## begin
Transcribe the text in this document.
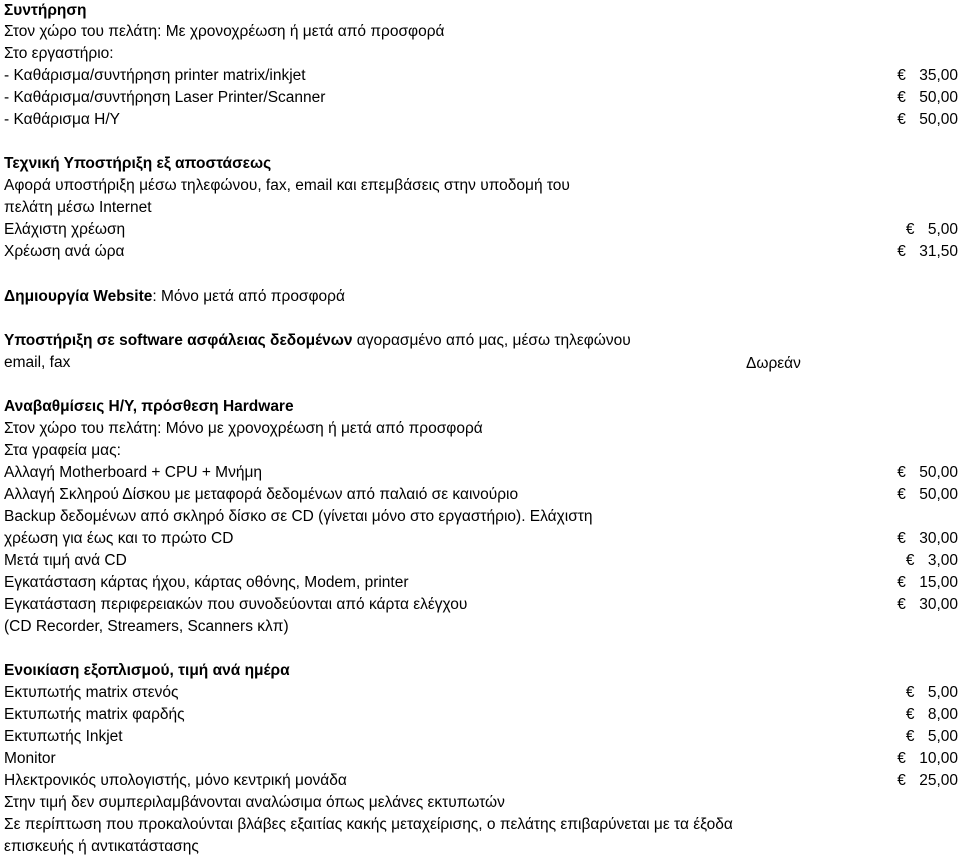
Συντήρηση
Στον χώρο του πελάτη: Με χρονοχρέωση ή μετά από προσφορά
Στο εργαστήριο:
- Καθάρισμα/συντήρηση printer matrix/inkjet	€ 35,00
- Καθάρισμα/συντήρηση Laser Printer/Scanner	€ 50,00
- Καθάρισμα Η/Υ	€ 50,00
Τεχνική Υποστήριξη εξ αποστάσεως
Αφορά υποστήριξη μέσω τηλεφώνου, fax, email και επεμβάσεις στην υποδομή του
πελάτη μέσω Internet
Ελάχιστη χρέωση	€ 5,00
Χρέωση ανά ώρα	€ 31,50
Δημιουργία Website: Μόνο μετά από προσφορά
Υποστήριξη σε software ασφάλειας δεδομένων αγορασμένο από μας, μέσω τηλεφώνου
email, fax	Δωρεάν
Αναβαθμίσεις Η/Υ, πρόσθεση Hardware
Στον χώρο του πελάτη: Μόνο με χρονοχρέωση ή μετά από προσφορά
Στα γραφεία μας:
Αλλαγή Motherboard + CPU + Μνήμη	€ 50,00
Αλλαγή Σκληρού Δίσκου με μεταφορά δεδομένων από παλαιό σε καινούριο	€ 50,00
Backup δεδομένων από σκληρό δίσκο σε CD (γίνεται μόνο στο εργαστήριο). Ελάχιστη
χρέωση για έως και το πρώτο CD	€ 30,00
Μετά τιμή ανά CD	€ 3,00
Εγκατάσταση κάρτας ήχου, κάρτας οθόνης, Modem, printer	€ 15,00
Εγκατάσταση περιφερειακών που συνοδεύονται από κάρτα ελέγχου	€ 30,00
(CD Recorder, Streamers, Scanners κλπ)
Ενοικίαση εξοπλισμού, τιμή ανά ημέρα
Εκτυπωτής matrix στενός	€ 5,00
Εκτυπωτής matrix φαρδής	€ 8,00
Εκτυπωτής Inkjet	€ 5,00
Monitor	€ 10,00
Ηλεκτρονικός υπολογιστής, μόνο κεντρική μονάδα	€ 25,00
Στην τιμή δεν συμπεριλαμβάνονται αναλώσιμα όπως μελάνες εκτυπωτών
Σε περίπτωση που προκαλούνται βλάβες εξαιτίας κακής μεταχείρισης, ο πελάτης επιβαρύνεται με τα έξοδα
επισκευής ή αντικατάστασης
## end
Transcribe the records above exactly, leaving out every picture.

▶ **Response**
Transcribe the text in this document.
Συντήρηση
Στον χώρο του πελάτη: Με χρονοχρέωση ή μετά από προσφορά
Στο εργαστήριο:
- Καθάρισμα/συντήρηση printer matrix/inkjet	€ 35,00
- Καθάρισμα/συντήρηση Laser Printer/Scanner	€ 50,00
- Καθάρισμα Η/Υ	€ 50,00
Τεχνική Υποστήριξη εξ αποστάσεως
Αφορά υποστήριξη μέσω τηλεφώνου, fax, email και επεμβάσεις στην υποδομή του
πελάτη μέσω Internet
Ελάχιστη χρέωση	€ 5,00
Χρέωση ανά ώρα	€ 31,50
Δημιουργία Website: Μόνο μετά από προσφορά
Υποστήριξη σε software ασφάλειας δεδομένων αγορασμένο από μας, μέσω τηλεφώνου
email, fax	Δωρεάν
Αναβαθμίσεις Η/Υ, πρόσθεση Hardware
Στον χώρο του πελάτη: Μόνο με χρονοχρέωση ή μετά από προσφορά
Στα γραφεία μας:
Αλλαγή Motherboard + CPU + Μνήμη	€ 50,00
Αλλαγή Σκληρού Δίσκου με μεταφορά δεδομένων από παλαιό σε καινούριο	€ 50,00
Backup δεδομένων από σκληρό δίσκο σε CD (γίνεται μόνο στο εργαστήριο). Ελάχιστη
χρέωση για έως και το πρώτο CD	€ 30,00
Μετά τιμή ανά CD	€ 3,00
Εγκατάσταση κάρτας ήχου, κάρτας οθόνης, Modem, printer	€ 15,00
Εγκατάσταση περιφερειακών που συνοδεύονται από κάρτα ελέγχου	€ 30,00
(CD Recorder, Streamers, Scanners κλπ)
Ενοικίαση εξοπλισμού, τιμή ανά ημέρα
Εκτυπωτής matrix στενός	€ 5,00
Εκτυπωτής matrix φαρδής	€ 8,00
Εκτυπωτής Inkjet	€ 5,00
Monitor	€ 10,00
Ηλεκτρονικός υπολογιστής, μόνο κεντρική μονάδα	€ 25,00
Στην τιμή δεν συμπεριλαμβάνονται αναλώσιμα όπως μελάνες εκτυπωτών
Σε περίπτωση που προκαλούνται βλάβες εξαιτίας κακής μεταχείρισης, ο πελάτης επιβαρύνεται με τα έξοδα
επισκευής ή αντικατάστασης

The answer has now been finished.